'''
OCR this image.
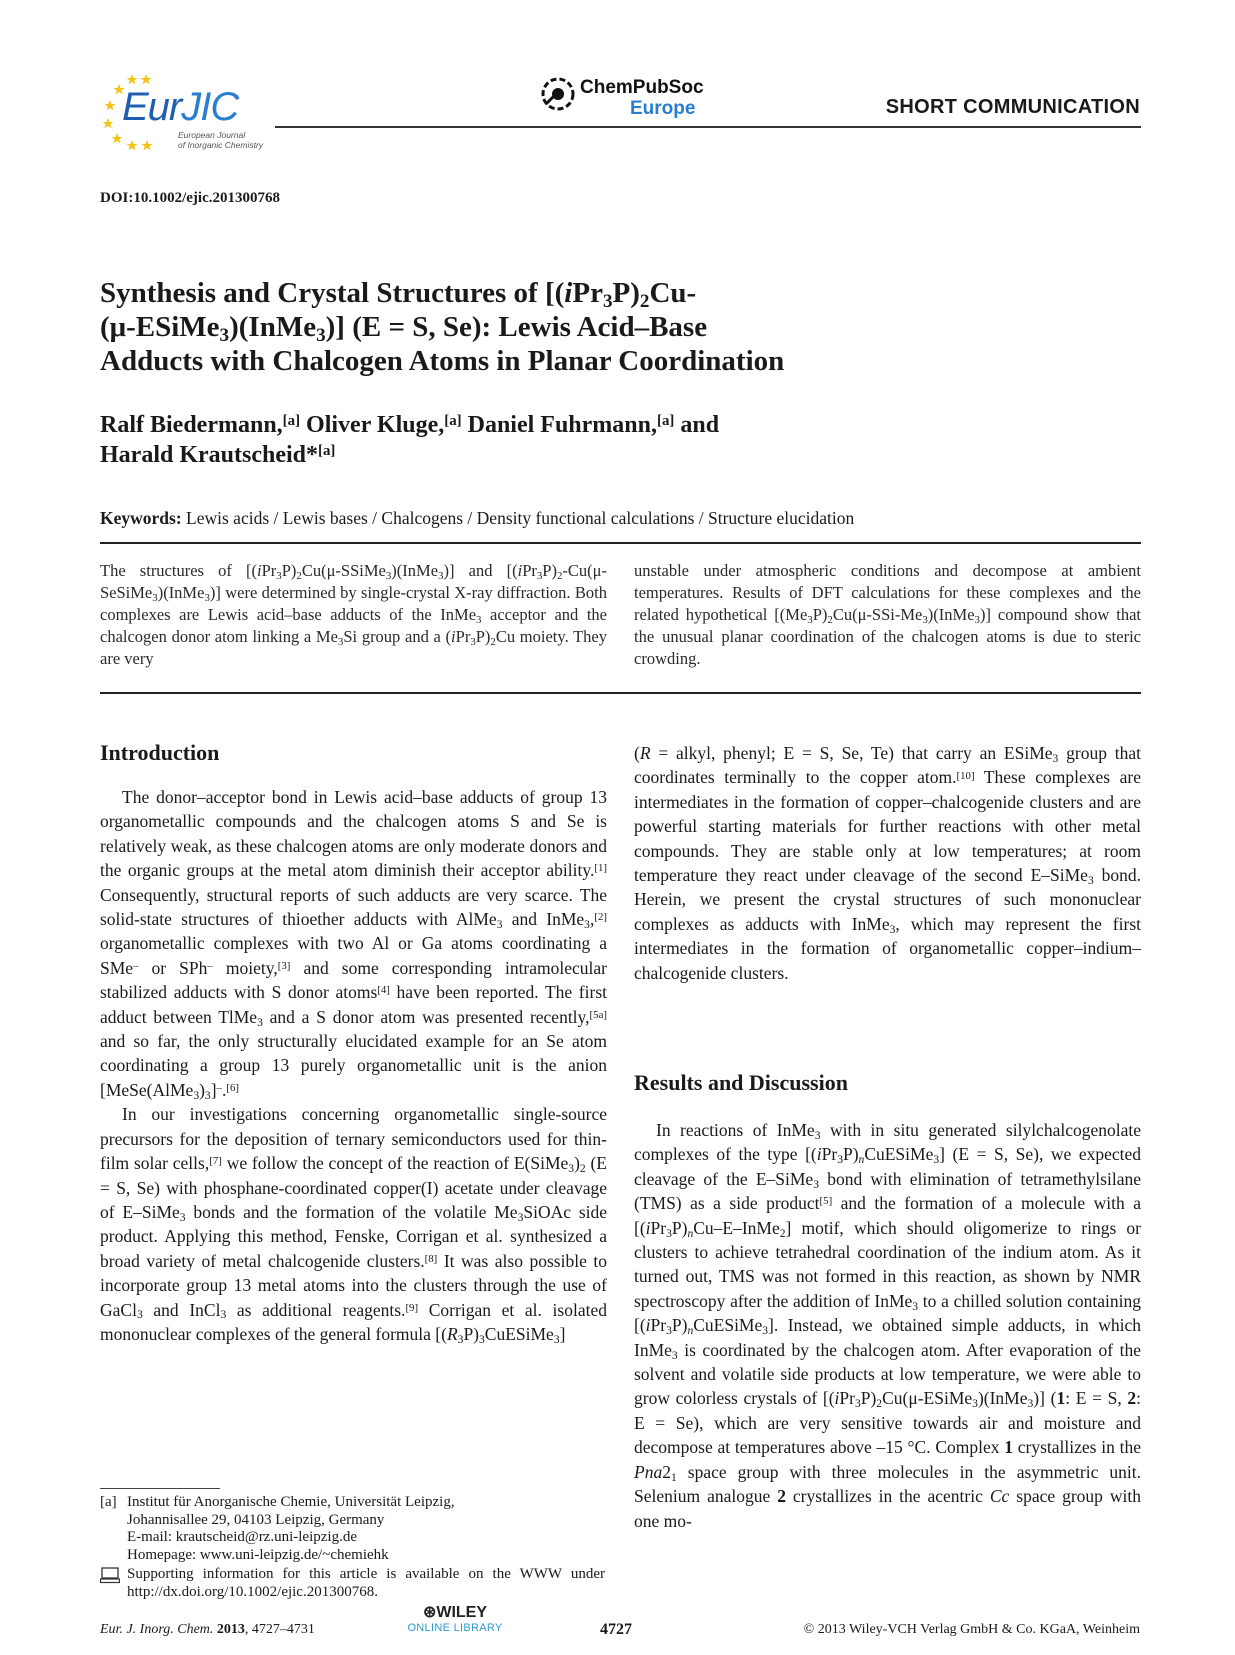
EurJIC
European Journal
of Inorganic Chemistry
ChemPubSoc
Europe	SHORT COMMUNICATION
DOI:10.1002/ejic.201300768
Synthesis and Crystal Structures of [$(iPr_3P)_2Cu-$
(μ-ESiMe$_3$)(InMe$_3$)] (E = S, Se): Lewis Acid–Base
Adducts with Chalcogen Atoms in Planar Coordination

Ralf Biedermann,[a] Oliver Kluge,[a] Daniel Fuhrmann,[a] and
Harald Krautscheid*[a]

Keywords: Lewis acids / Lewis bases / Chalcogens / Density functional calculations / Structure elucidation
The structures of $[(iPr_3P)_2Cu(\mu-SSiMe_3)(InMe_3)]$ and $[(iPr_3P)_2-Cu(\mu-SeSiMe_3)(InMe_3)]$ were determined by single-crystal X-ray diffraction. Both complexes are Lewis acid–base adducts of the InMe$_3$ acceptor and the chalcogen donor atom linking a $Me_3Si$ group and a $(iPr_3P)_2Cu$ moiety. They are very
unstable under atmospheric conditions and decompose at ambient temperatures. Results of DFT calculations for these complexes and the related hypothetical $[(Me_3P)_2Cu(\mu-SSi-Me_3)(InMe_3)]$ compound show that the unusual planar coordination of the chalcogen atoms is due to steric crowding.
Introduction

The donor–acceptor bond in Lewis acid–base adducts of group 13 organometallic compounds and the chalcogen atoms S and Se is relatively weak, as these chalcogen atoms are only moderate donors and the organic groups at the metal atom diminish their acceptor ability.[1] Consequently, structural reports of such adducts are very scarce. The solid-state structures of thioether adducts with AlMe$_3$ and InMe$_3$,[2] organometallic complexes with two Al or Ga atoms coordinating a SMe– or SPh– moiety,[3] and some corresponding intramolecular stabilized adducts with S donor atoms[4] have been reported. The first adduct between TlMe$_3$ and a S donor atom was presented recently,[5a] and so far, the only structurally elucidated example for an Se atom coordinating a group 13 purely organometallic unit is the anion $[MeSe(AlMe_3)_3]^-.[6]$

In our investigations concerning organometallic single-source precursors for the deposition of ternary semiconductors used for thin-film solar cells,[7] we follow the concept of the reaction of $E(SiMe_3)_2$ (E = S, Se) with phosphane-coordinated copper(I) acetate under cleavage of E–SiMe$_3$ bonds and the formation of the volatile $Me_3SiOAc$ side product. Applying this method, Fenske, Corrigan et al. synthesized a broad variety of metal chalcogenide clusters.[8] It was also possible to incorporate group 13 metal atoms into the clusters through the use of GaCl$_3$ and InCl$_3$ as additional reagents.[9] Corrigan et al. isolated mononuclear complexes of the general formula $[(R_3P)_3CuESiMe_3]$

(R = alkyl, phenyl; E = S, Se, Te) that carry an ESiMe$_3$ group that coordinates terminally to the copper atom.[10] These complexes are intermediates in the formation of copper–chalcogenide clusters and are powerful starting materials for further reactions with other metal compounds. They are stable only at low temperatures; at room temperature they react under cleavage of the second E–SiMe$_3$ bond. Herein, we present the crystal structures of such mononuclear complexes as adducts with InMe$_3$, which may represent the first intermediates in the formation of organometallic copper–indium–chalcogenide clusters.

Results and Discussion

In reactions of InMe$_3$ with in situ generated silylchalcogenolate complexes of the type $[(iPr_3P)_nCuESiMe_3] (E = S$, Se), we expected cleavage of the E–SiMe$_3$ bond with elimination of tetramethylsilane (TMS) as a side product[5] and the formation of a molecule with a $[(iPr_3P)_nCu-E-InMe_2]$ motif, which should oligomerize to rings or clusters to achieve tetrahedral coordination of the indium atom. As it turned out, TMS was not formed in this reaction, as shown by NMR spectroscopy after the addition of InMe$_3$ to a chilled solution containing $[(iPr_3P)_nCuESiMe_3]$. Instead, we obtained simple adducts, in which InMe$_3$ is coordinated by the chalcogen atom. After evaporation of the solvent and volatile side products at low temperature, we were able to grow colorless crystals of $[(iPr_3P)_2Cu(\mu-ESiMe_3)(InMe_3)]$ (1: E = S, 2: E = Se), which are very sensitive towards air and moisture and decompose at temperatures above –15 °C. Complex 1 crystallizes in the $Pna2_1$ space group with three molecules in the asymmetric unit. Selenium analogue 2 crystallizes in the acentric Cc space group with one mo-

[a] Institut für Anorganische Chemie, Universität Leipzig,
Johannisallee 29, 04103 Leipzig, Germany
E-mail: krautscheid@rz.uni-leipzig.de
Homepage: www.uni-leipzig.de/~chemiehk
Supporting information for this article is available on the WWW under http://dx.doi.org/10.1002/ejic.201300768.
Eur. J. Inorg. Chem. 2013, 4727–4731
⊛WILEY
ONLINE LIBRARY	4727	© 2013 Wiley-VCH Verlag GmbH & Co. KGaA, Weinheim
'''
'''
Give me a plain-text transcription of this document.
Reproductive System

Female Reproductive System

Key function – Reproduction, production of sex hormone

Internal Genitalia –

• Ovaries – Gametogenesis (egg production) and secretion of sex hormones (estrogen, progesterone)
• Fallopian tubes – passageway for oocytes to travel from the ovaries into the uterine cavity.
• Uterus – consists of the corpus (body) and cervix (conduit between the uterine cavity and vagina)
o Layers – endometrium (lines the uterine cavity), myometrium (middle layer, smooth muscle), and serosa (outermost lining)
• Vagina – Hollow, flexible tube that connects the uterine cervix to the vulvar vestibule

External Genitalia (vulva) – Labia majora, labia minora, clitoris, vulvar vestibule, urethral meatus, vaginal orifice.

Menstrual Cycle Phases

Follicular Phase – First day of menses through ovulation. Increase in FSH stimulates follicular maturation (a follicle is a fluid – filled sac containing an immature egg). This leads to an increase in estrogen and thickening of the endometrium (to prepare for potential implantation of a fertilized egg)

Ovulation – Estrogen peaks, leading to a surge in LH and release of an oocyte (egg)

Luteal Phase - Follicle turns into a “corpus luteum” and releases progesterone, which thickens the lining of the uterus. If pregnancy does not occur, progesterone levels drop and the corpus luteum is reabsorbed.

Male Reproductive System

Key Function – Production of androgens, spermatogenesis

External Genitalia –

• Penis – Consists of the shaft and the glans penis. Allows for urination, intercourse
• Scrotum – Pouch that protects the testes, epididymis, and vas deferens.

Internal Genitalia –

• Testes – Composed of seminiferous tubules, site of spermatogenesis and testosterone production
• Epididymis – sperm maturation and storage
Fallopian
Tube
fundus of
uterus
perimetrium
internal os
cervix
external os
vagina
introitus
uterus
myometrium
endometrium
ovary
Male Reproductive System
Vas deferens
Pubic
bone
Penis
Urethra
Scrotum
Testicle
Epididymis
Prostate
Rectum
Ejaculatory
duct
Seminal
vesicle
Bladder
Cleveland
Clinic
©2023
'''
PROBLEM STATEMENT:
Each line above with the string "System" should be reported in full.

YOUR RESPONSE:
Reproductive System
Female Reproductive System
Male Reproductive System
Male Reproductive System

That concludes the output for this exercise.